▸ **Written task**
Repeat the material below word for word and leave out all pictures.

▸ **Records for this exercise**

** START **

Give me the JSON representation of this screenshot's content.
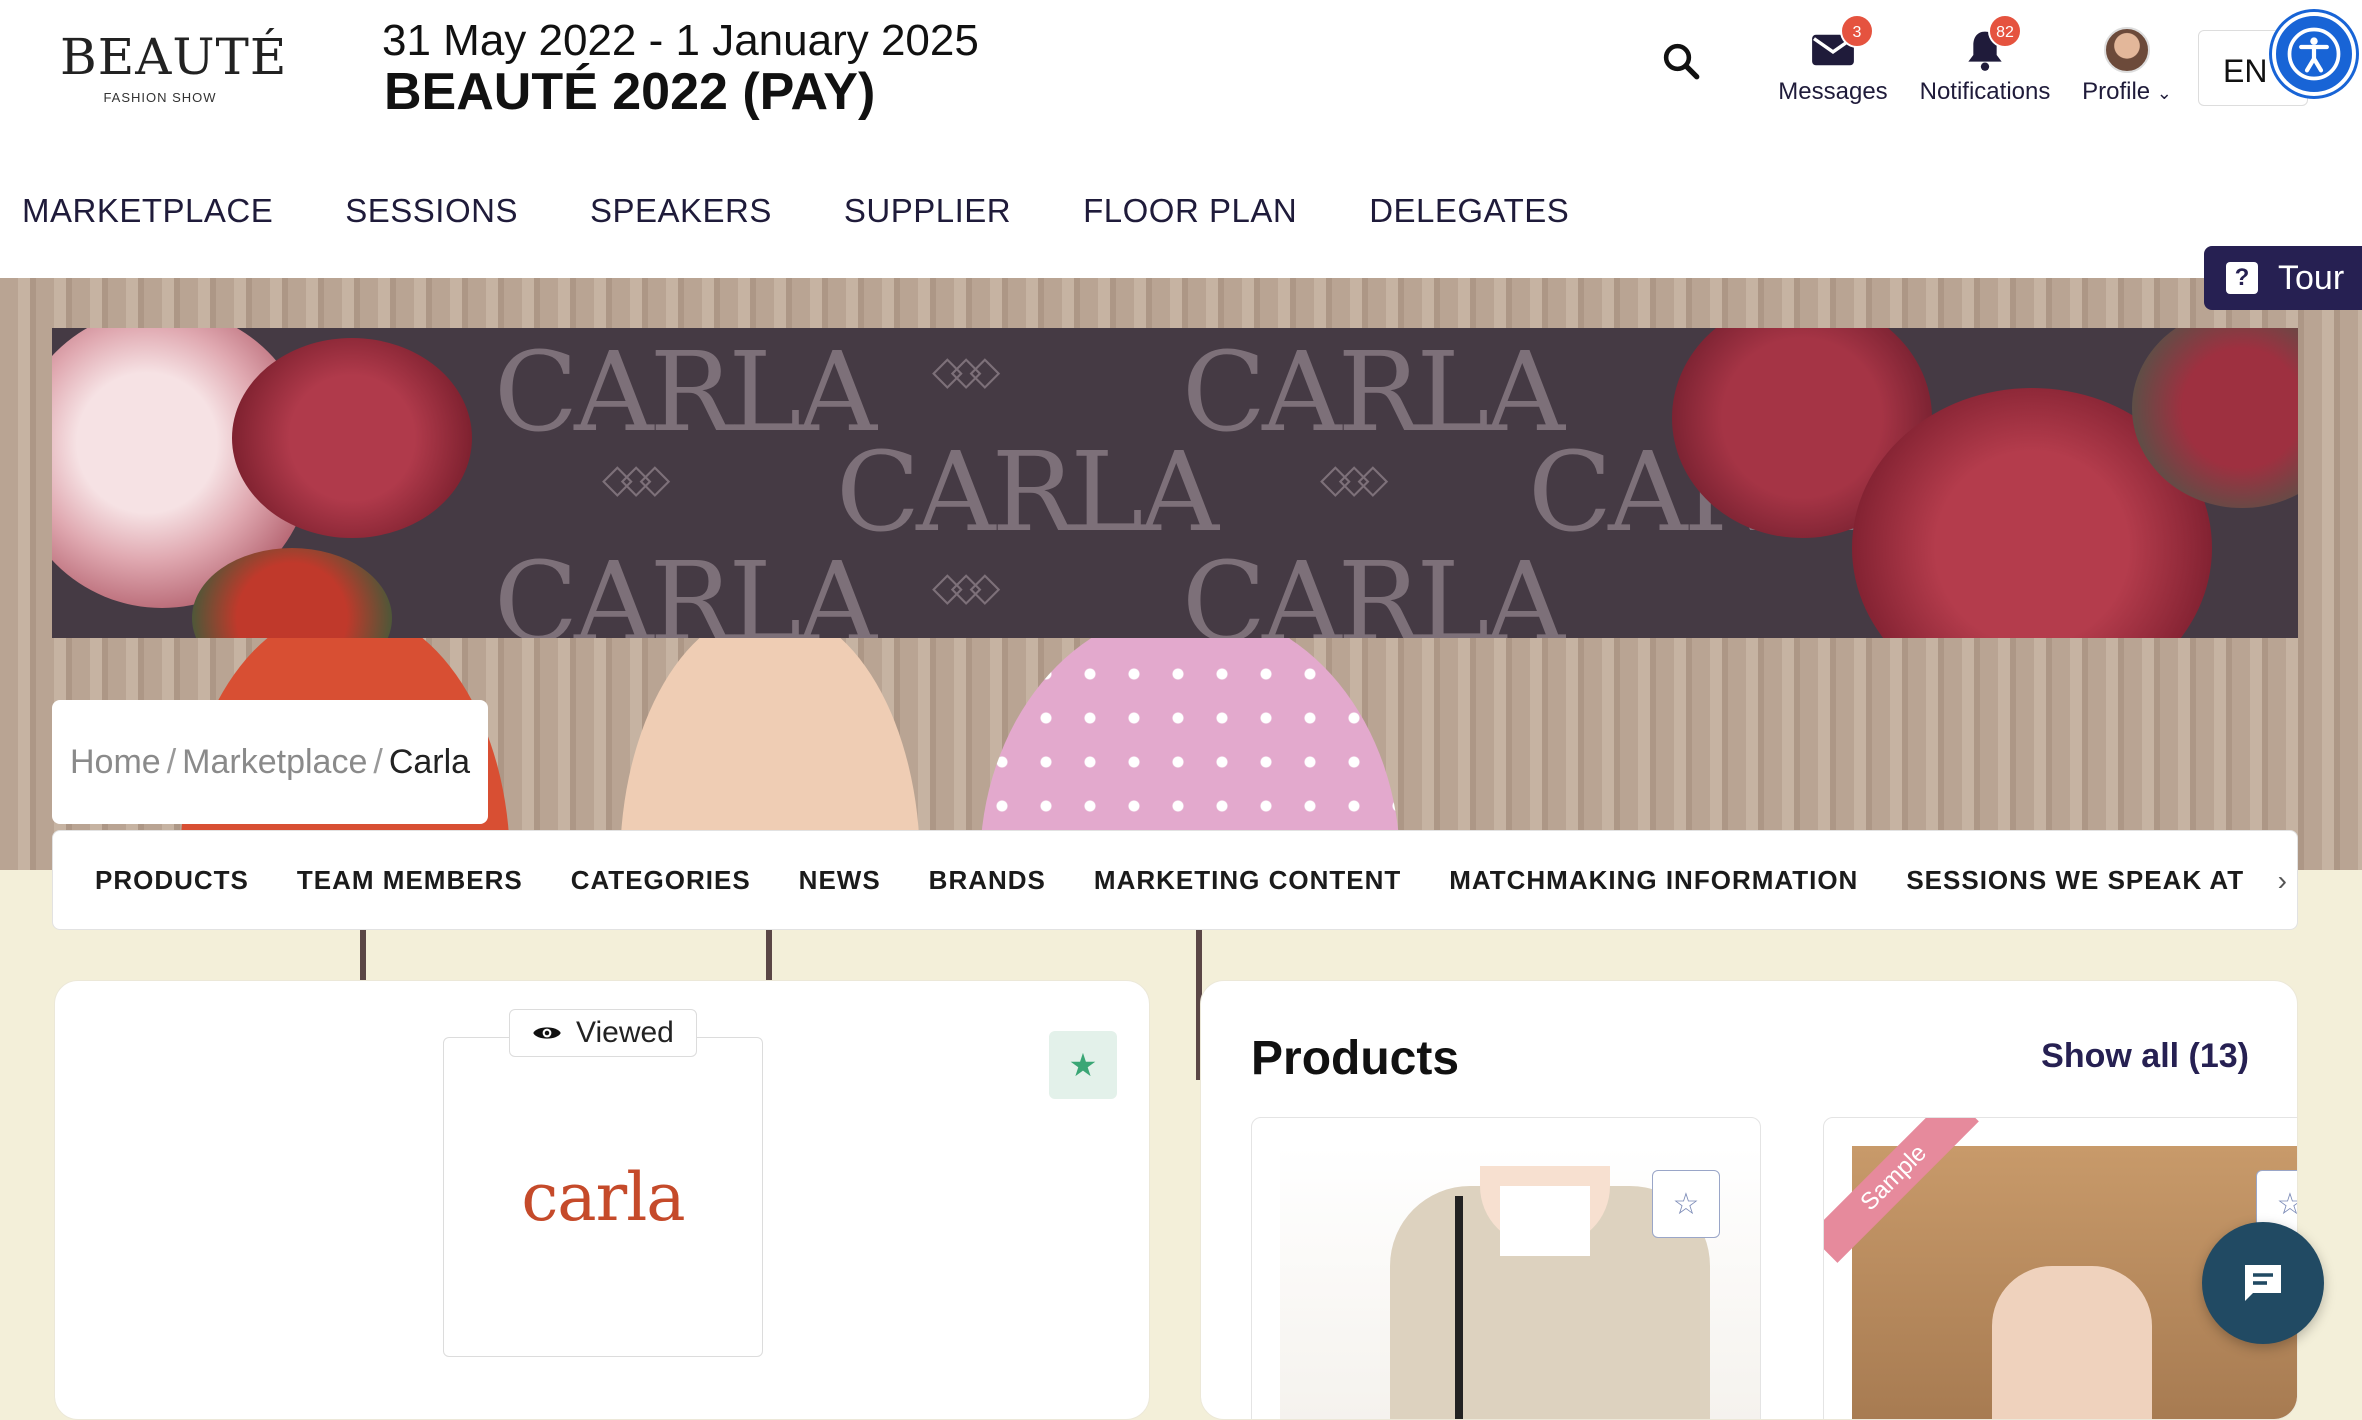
{
  "header": {
    "logo": {
      "wordmark": "BEAUTÉ",
      "subtitle": "FASHION SHOW"
    },
    "event_dates": "31 May 2022 - 1 January 2025",
    "event_title": "BEAUTÉ 2022 (PAY)",
    "messages": {
      "label": "Messages",
      "count": "3"
    },
    "notifications": {
      "label": "Notifications",
      "count": "82"
    },
    "profile": {
      "label": "Profile"
    },
    "language": "EN"
  },
  "nav": {
    "items": [
      "MARKETPLACE",
      "SESSIONS",
      "SPEAKERS",
      "SUPPLIER",
      "FLOOR PLAN",
      "DELEGATES"
    ]
  },
  "tour": {
    "label": "Tour"
  },
  "banner": {
    "watermark": "CARLA"
  },
  "breadcrumb": {
    "home": "Home",
    "marketplace": "Marketplace",
    "current": "Carla",
    "sep": "/"
  },
  "tabs": [
    "PRODUCTS",
    "TEAM MEMBERS",
    "CATEGORIES",
    "NEWS",
    "BRANDS",
    "MARKETING CONTENT",
    "MATCHMAKING INFORMATION",
    "SESSIONS WE SPEAK AT"
  ],
  "company": {
    "viewed_label": "Viewed",
    "logo_text": "carla"
  },
  "products": {
    "title": "Products",
    "show_all": "Show all (13)",
    "ribbon": "Sample"
  },
  "colors": {
    "brand_navy": "#262052",
    "favorite_green": "#3aa675",
    "badge_red": "#e5533f",
    "accessibility_blue": "#1864d6"
  }
}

** END **

▸ **Written answer**
Give me the JSON representation of this screenshot's content.
{
  "header": {
    "logo": {
      "wordmark": "BEAUTÉ",
      "subtitle": "FASHION SHOW"
    },
    "event_dates": "31 May 2022 - 1 January 2025",
    "event_title": "BEAUTÉ 2022 (PAY)",
    "messages": {
      "label": "Messages",
      "count": "3"
    },
    "notifications": {
      "label": "Notifications",
      "count": "82"
    },
    "profile": {
      "label": "Profile"
    },
    "language": "EN"
  },
  "nav": {
    "items": [
      "MARKETPLACE",
      "SESSIONS",
      "SPEAKERS",
      "SUPPLIER",
      "FLOOR PLAN",
      "DELEGATES"
    ]
  },
  "tour": {
    "label": "Tour"
  },
  "banner": {
    "watermark": "CARLA"
  },
  "breadcrumb": {
    "home": "Home",
    "marketplace": "Marketplace",
    "current": "Carla",
    "sep": "/"
  },
  "tabs": [
    "PRODUCTS",
    "TEAM MEMBERS",
    "CATEGORIES",
    "NEWS",
    "BRANDS",
    "MARKETING CONTENT",
    "MATCHMAKING INFORMATION",
    "SESSIONS WE SPEAK AT"
  ],
  "company": {
    "viewed_label": "Viewed",
    "logo_text": "carla"
  },
  "products": {
    "title": "Products",
    "show_all": "Show all (13)",
    "ribbon": "Sample"
  },
  "colors": {
    "brand_navy": "#262052",
    "favorite_green": "#3aa675",
    "badge_red": "#e5533f",
    "accessibility_blue": "#1864d6"
  }
}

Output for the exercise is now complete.